SHORT TASK - In the entries that follow, find the word "diamonds" and report each line it is on.

THE INPUT -
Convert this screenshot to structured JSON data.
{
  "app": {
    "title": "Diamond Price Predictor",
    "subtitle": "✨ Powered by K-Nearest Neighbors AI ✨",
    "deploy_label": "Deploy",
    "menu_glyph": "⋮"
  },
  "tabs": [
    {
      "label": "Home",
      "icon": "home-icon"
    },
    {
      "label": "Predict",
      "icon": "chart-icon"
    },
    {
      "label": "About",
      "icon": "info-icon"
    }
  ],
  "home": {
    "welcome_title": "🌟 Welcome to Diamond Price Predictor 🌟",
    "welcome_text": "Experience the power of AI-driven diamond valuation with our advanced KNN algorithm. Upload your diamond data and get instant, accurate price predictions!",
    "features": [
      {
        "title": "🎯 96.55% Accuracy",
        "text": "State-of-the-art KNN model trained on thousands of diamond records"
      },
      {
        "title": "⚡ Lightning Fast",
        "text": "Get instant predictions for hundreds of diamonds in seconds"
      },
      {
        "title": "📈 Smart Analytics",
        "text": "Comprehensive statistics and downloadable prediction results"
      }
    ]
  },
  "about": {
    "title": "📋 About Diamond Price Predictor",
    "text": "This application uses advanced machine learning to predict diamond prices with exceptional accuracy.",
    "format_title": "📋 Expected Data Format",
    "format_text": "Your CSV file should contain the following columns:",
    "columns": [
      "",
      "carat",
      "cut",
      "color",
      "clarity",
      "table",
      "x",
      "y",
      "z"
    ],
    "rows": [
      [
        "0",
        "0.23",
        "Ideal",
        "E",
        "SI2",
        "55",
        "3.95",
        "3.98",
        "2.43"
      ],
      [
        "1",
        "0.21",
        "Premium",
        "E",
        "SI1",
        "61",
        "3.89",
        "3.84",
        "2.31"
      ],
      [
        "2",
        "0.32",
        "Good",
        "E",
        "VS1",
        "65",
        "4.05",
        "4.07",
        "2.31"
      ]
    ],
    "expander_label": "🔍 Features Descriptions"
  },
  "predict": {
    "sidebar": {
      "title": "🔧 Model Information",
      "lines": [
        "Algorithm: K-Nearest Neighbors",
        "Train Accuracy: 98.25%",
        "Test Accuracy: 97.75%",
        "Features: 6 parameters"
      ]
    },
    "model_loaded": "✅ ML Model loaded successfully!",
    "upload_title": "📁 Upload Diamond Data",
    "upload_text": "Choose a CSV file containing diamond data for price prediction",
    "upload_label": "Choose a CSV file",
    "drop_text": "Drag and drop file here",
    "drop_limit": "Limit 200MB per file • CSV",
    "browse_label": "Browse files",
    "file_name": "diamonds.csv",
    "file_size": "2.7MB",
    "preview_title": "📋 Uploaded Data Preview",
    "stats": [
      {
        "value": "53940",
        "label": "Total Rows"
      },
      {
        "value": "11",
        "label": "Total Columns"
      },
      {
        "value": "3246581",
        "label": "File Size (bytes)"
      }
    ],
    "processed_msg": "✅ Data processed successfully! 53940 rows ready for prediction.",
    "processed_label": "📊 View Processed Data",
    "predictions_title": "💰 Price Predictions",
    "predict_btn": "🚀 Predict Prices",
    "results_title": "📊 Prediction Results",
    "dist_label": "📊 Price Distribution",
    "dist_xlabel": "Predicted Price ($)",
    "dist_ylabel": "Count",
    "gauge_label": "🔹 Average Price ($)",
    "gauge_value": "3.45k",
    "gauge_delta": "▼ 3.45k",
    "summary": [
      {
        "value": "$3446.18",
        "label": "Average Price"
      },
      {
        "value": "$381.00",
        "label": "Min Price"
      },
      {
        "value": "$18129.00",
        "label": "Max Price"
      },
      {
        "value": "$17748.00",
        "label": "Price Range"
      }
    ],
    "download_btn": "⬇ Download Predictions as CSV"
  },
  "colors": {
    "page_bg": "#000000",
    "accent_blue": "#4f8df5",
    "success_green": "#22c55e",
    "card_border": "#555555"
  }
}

FINAL ANSWER -
        "text": "Get instant predictions for hundreds of diamonds in seconds"
    "file_name": "diamonds.csv",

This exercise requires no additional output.